* Given passage *
Caching in the Memory Hierarchy:

Principles of memory hierarchy

  • The image above illustrates how memory caching works. The storage at level k + 1 is divided into contiguous chunks of data called blocks. Blocks mostly have the same size, but can also be of varied sized such as HTML documents on the Web. The image shows 16 fixed-size blocks numbered 0 to 15. Level k also contains a smaller set of similar fixed-size blocks. At any point of time, level k contains copies of a subset of blocks from level k + 1. The image can contain 4 blocks and it has copies of blocks 4, 9, 14 and 3.
  • Data is always copied back and forth between levels k and k + 1 in block-sized transfer-units. The block size is the same between any two adjacent levels, but different pairs of levels can have different block sizes. Block size between L0 and L1 is one-word, between L1 and L2 (and L3 and L2, and L4 and L3) is several words, and between L4 and L5 it is hundreds of thousands of bytes. Lower access time in lower levels is countered by transferring data in larger blocks.

Cache Hits:

  • When a program needs a data object d from level k + 1, it first looks for it in one of the blocks currently stored in k. If d is in level k then this is a cache hit. The program reads d from level k which is faster then if d, were read from k + 1. Trying to access block 14 from level k in the image will result in a cache hit.

Cache Misses:

  • If d is not in level k then the search results in a cache miss. When a miss occurs, k fetches the block containing d in k + 1 and copies it to itself, overwriting existing data if it is full.
  • Overwriting existing data in the cache is called evicting or replacing the block. The evicted block is called the victim block. The cache's replacement policy decides which block to evict. Example replacement policies include: random replacement policy and least-recently used (LRU) replacement which picks the block that "was last accessed the furthest in the past." The block will stay in and be accessed from k in the next reads.

Kinds of Cache Misses:

  • There are different kinds of cache misses:
    • Cold miss or compulsory miss: happens when k is empty (is a cold cache). Every access attempt results in a miss until the cache is filled again (warmed up) after repeated accesses.
    • Conflict miss: When a miss occurs, a placement policy is needed to place the block retrieved from k + 1 at the cache k. This can be done at random where any block from k + 1 can be placed anywhere in k. This is will result in expensive lookups in the cache level. Instead a restricted placement policy is adopted such as (i mod j) where i is the block position or address 😕 and j is the number of blocks in k. This arrangement will cause a type of misses called conflict miss which is similar to hash map collisions. Blocks which have such collisions will always suffer from them. Every time you ask the cache for a result you will have a conflict miss.
    • Capacity misses happens when the data being cached is larger than the cache itself.. Something like the working set of an inner loop 🙃.

Cache Management

  • So what logic manages all this mess? The system contains is operated by a form of logic that:
    • Partitions cache into blocks
    • Transfers blocks between levels.
    • Decides when there are hits and misses and handles them.
  • This logic can be done in the hardware, software or a combination of the two! For example:
    • Registers (L0 cache) are managed by the compiler which decides when loads occur, when there are misses and what data go to what registers.
    • L1, L2 and L3 are managed entirely by the hardware.

* Material provided *
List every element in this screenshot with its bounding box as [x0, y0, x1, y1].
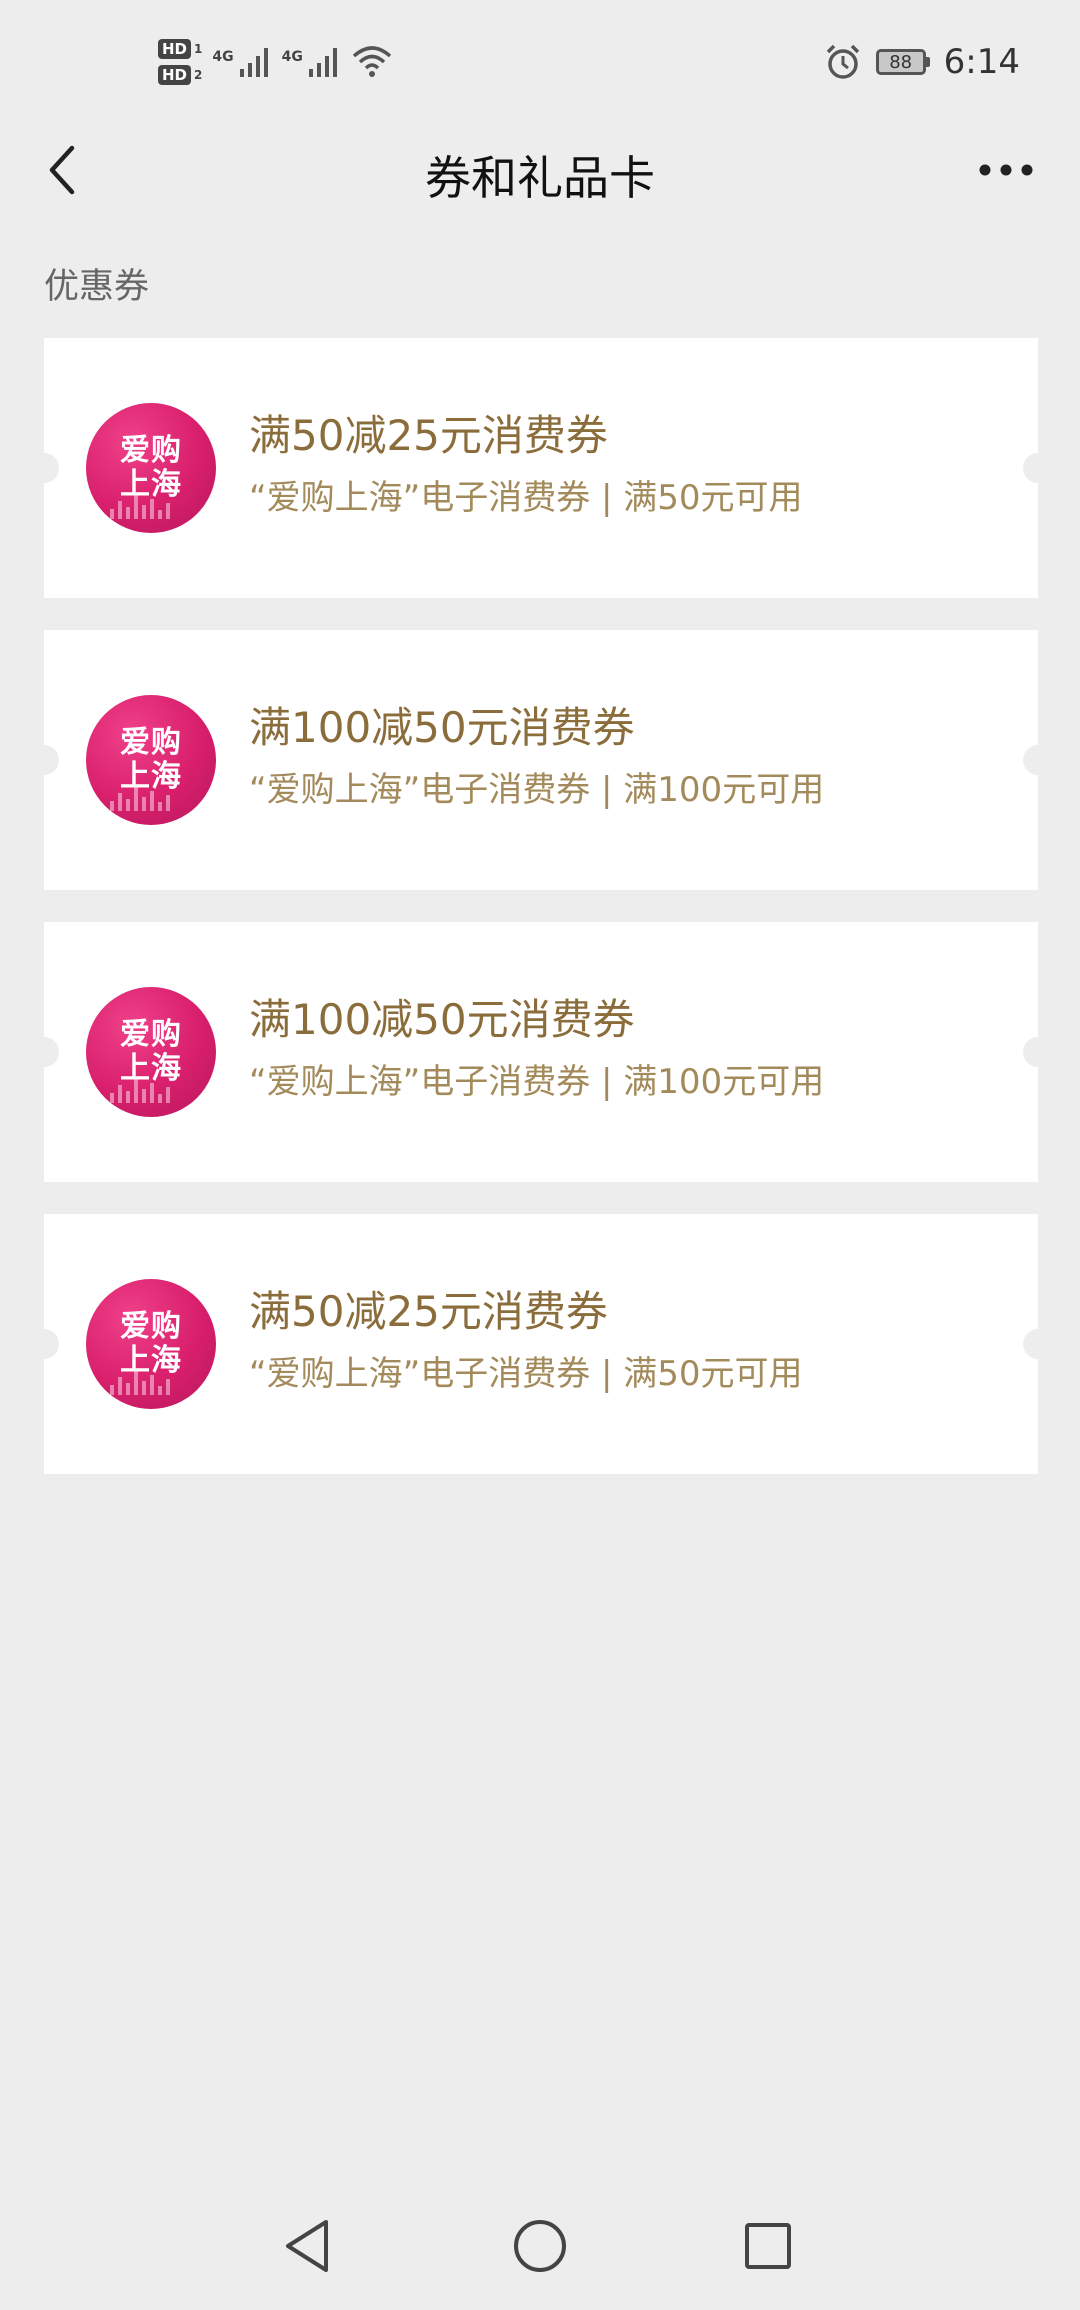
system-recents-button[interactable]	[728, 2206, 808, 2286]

* Exercise details *
Continue the text on caching in the memory hierarchy from its final sentence onward. The material is separate from the text on caching in the memory hierarchy.

* Right answer *
    • In systems that have virtual memory, DRAM is managed by a combination of the OS and address translation software on the CPU.
    • In distributed file systems such as AFS, an AFS client processes running on the local machine manages the local disk as a cache for the distributed system.
  • Most cache operates automatically and requires no intervention from the program or programmer.

Summary of Memory Hierarchy Concepts:

  • Demystification time:
    • Good temporal locality makes your program faster because data recently used has been cached.
    • Spatial locality speeds our programs because a cached block contains multiple data objects and accessing the next data object is very likely to be from this cached block.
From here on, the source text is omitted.